▶ **Work to do**: Extend the blog passage about life past fifty, picking up right after its final sentence.
**** Source
I’ve crossed the midline of fifty-something. A diligent reader of this blog will learn that my choice to not live the life I thought my Dad wanted for me has come out well but the road here has been tough. I’ve learned and experienced things that are hard to translate for SumYung HotTea. It’s as if I’ve made it to the top of Mt. Olympus to walk among the gods. There are some things I’ve become that are hard to explain to the yungins. You kiddies just don’t get some of what I say. I ain’t mad, though. I don’t imagine I’m one of the rare ones who could catch SumYung HotTea and have it work out the way I wanted. She has shallow roots and short wings. She hasn’t been where I’ve been or been beaten down like I have. She hasn’t risen from the dark places I’ve been.
********
**** Record excerpts
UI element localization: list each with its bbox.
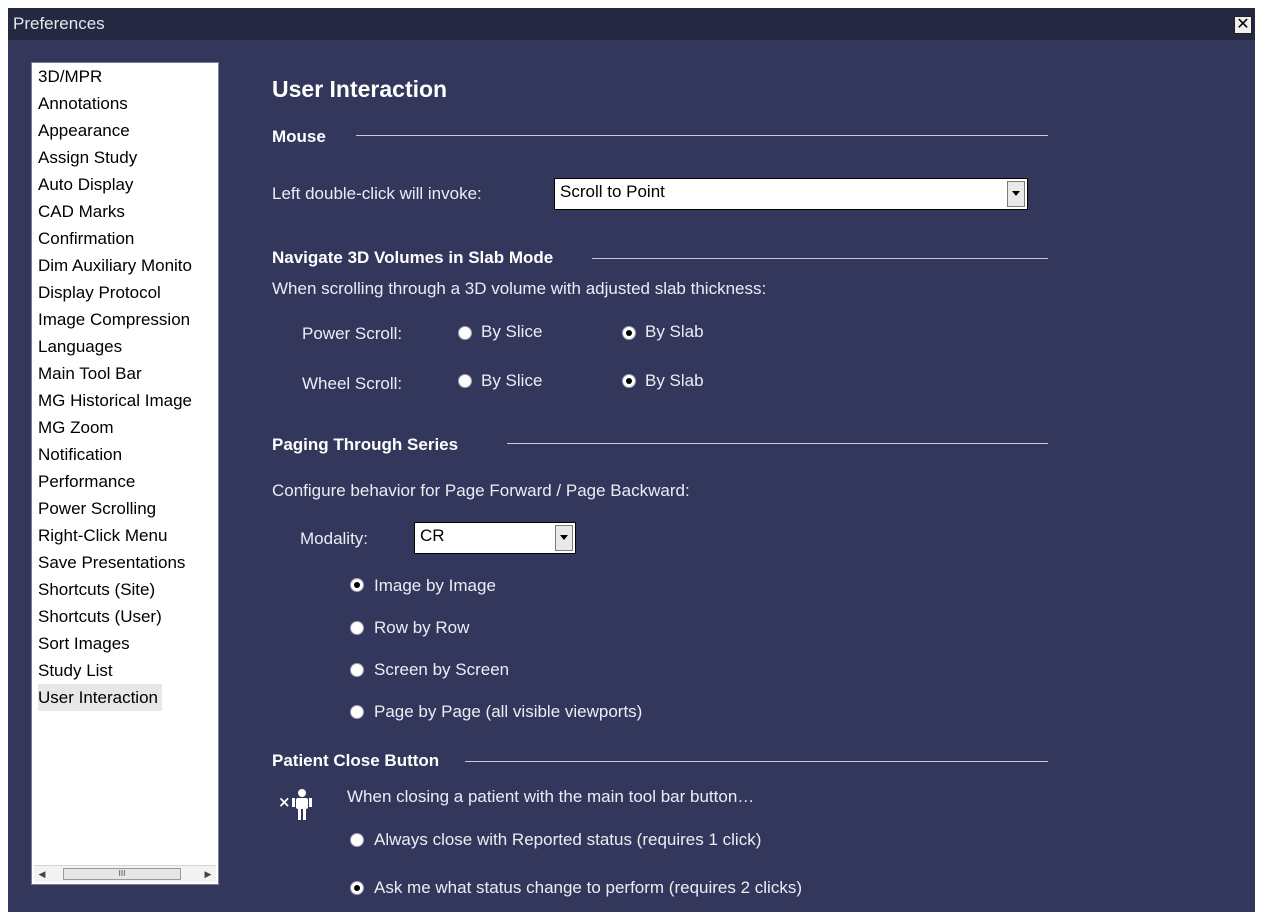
paging-screen-by-screen-label: Screen by Screen bbox=[374, 660, 510, 679]
horizontal-scrollbar[interactable]: ◀ III ▶ bbox=[34, 865, 216, 882]
sidebar-item-shortcuts-user[interactable]: Shortcuts (User) bbox=[38, 603, 166, 630]
close-description: When closing a patient with the main too… bbox=[347, 787, 755, 806]
sidebar-item-shortcuts-site[interactable]: Shortcuts (Site) bbox=[38, 576, 159, 603]
category-list[interactable]: 3D/MPR Annotations Appearance Assign Stu… bbox=[31, 62, 219, 885]
modality-label: Modality: bbox=[300, 529, 369, 548]
slab-divider bbox=[592, 258, 1048, 259]
slab-heading: Navigate 3D Volumes in Slab Mode bbox=[272, 248, 554, 267]
paging-row-by-row-label: Row by Row bbox=[374, 618, 470, 637]
sidebar-item-assign-study[interactable]: Assign Study bbox=[38, 144, 141, 171]
svg-text:×: × bbox=[278, 793, 291, 811]
paging-screen-by-screen-radio[interactable] bbox=[350, 663, 364, 677]
close-divider bbox=[465, 761, 1048, 762]
sidebar-item-auto-display[interactable]: Auto Display bbox=[38, 171, 137, 198]
sidebar-item-user-interaction[interactable]: User Interaction bbox=[38, 684, 162, 711]
paging-description: Configure behavior for Page Forward / Pa… bbox=[272, 481, 690, 500]
sidebar-item-appearance[interactable]: Appearance bbox=[38, 117, 134, 144]
mouse-heading: Mouse bbox=[272, 127, 326, 146]
modality-value: CR bbox=[420, 526, 445, 545]
sidebar-item-display-protocol[interactable]: Display Protocol bbox=[38, 279, 165, 306]
modality-dropdown[interactable]: CR bbox=[414, 522, 576, 554]
close-heading: Patient Close Button bbox=[272, 751, 440, 770]
sidebar-item-mg-zoom[interactable]: MG Zoom bbox=[38, 414, 118, 441]
scroll-left-icon[interactable]: ◀ bbox=[34, 866, 50, 882]
power-scroll-by-slab-label: By Slab bbox=[645, 322, 704, 341]
sidebar-item-sort-images[interactable]: Sort Images bbox=[38, 630, 134, 657]
sidebar-item-notification[interactable]: Notification bbox=[38, 441, 126, 468]
double-click-value: Scroll to Point bbox=[560, 182, 665, 201]
paging-image-by-image-radio[interactable] bbox=[350, 578, 364, 592]
power-scroll-by-slab-radio[interactable] bbox=[622, 326, 636, 340]
paging-heading: Paging Through Series bbox=[272, 435, 459, 454]
preferences-window: Preferences ✕ 3D/MPR Annotations Appeara… bbox=[8, 8, 1255, 912]
scroll-right-icon[interactable]: ▶ bbox=[200, 866, 216, 882]
slab-description: When scrolling through a 3D volume with … bbox=[272, 279, 767, 298]
sidebar-item-main-tool-bar[interactable]: Main Tool Bar bbox=[38, 360, 146, 387]
window-title: Preferences bbox=[13, 14, 105, 33]
power-scroll-by-slice-label: By Slice bbox=[481, 322, 543, 341]
paging-row-by-row-radio[interactable] bbox=[350, 621, 364, 635]
chevron-down-icon[interactable] bbox=[555, 525, 573, 551]
close-patient-icon: × bbox=[278, 789, 312, 820]
power-scroll-label: Power Scroll: bbox=[302, 324, 403, 343]
scroll-thumb[interactable]: III bbox=[63, 868, 181, 880]
sidebar-item-confirmation[interactable]: Confirmation bbox=[38, 225, 138, 252]
sidebar-item-dim-auxiliary-monitor[interactable]: Dim Auxiliary Monito bbox=[38, 252, 196, 279]
paging-divider bbox=[507, 443, 1048, 444]
sidebar-item-study-list[interactable]: Study List bbox=[38, 657, 117, 684]
double-click-dropdown[interactable]: Scroll to Point bbox=[554, 178, 1028, 210]
sidebar-item-performance[interactable]: Performance bbox=[38, 468, 139, 495]
mouse-divider bbox=[356, 135, 1048, 136]
wheel-scroll-by-slice-radio[interactable] bbox=[458, 374, 472, 388]
double-click-label: Left double-click will invoke: bbox=[272, 184, 482, 203]
wheel-scroll-by-slice-label: By Slice bbox=[481, 371, 543, 390]
power-scroll-by-slice-radio[interactable] bbox=[458, 326, 472, 340]
paging-page-by-page-radio[interactable] bbox=[350, 705, 364, 719]
sidebar-item-annotations[interactable]: Annotations bbox=[38, 90, 132, 117]
title-bar: Preferences ✕ bbox=[8, 8, 1255, 40]
wheel-scroll-by-slab-label: By Slab bbox=[645, 371, 704, 390]
sidebar-item-power-scrolling[interactable]: Power Scrolling bbox=[38, 495, 160, 522]
wheel-scroll-label: Wheel Scroll: bbox=[302, 374, 403, 393]
close-reported-label: Always close with Reported status (requi… bbox=[374, 830, 762, 849]
sidebar-item-save-presentations[interactable]: Save Presentations bbox=[38, 549, 189, 576]
close-reported-radio[interactable] bbox=[350, 833, 364, 847]
sidebar-item-image-compression[interactable]: Image Compression bbox=[38, 306, 194, 333]
paging-page-by-page-label: Page by Page (all visible viewports) bbox=[374, 702, 643, 721]
sidebar-item-cad-marks[interactable]: CAD Marks bbox=[38, 198, 129, 225]
chevron-down-icon[interactable] bbox=[1007, 181, 1025, 207]
sidebar-item-3d-mpr[interactable]: 3D/MPR bbox=[38, 63, 106, 90]
sidebar-item-mg-historical-image[interactable]: MG Historical Image bbox=[38, 387, 196, 414]
sidebar-item-languages[interactable]: Languages bbox=[38, 333, 126, 360]
close-ask-me-label: Ask me what status change to perform (re… bbox=[374, 878, 802, 897]
close-ask-me-radio[interactable] bbox=[350, 881, 364, 895]
page-title: User Interaction bbox=[272, 76, 448, 102]
wheel-scroll-by-slab-radio[interactable] bbox=[622, 374, 636, 388]
sidebar-item-right-click-menu[interactable]: Right-Click Menu bbox=[38, 522, 171, 549]
close-button[interactable]: ✕ bbox=[1234, 16, 1252, 34]
paging-image-by-image-label: Image by Image bbox=[374, 576, 496, 595]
********
▶ **Output of the task**:
I wouldn’t want that for her. Part of SumYung HotTea’s charm is her naivete. I am the sum of my story, of what I’ve lived in my fifty-something years. It is what will keep me from SumYung HotTea’s bed. It’s worth it, though. *She*, the next girlfriend, needs to be old enough, road-worn enough, that some of my hard times do not trigger a starry-eyed fan-girl admiration of me. Dr. Laura famously said this, that love is not enough. The initial heat of a relationship is great. That nervousness, disruption to a previously calm life, is thrilling. Life, though, includes hungover Sunday mornings with unwashed dishes and stinky laundry. It includes regrets. There are hours where she is riding you about one thing or another. There is so much more to a relationship than dating and bumped uglies.
You need that experience, that willingness to stick it through, for the mornings when it’s that Sunday–the one where your head is killing you, you are about to puke (again), the honey-do list is way long, church . . . CHURCH!? yeah, He’s important so . . . church, her, oy. and you get the needful done. Try to put the ass-spew in the toilet and aim for the bathtub with what is coming out of your mouth. It’ll make the cleanup easier. Just saying. Didn’t happen that way? Yeah. Been there, done that. Sorry. Pinesol. That’s my last word for you. Pinesol. I hate the smell of Pinesol. Too many hours cleaning bathrooms with it. You need it on Sunday mornings like this one.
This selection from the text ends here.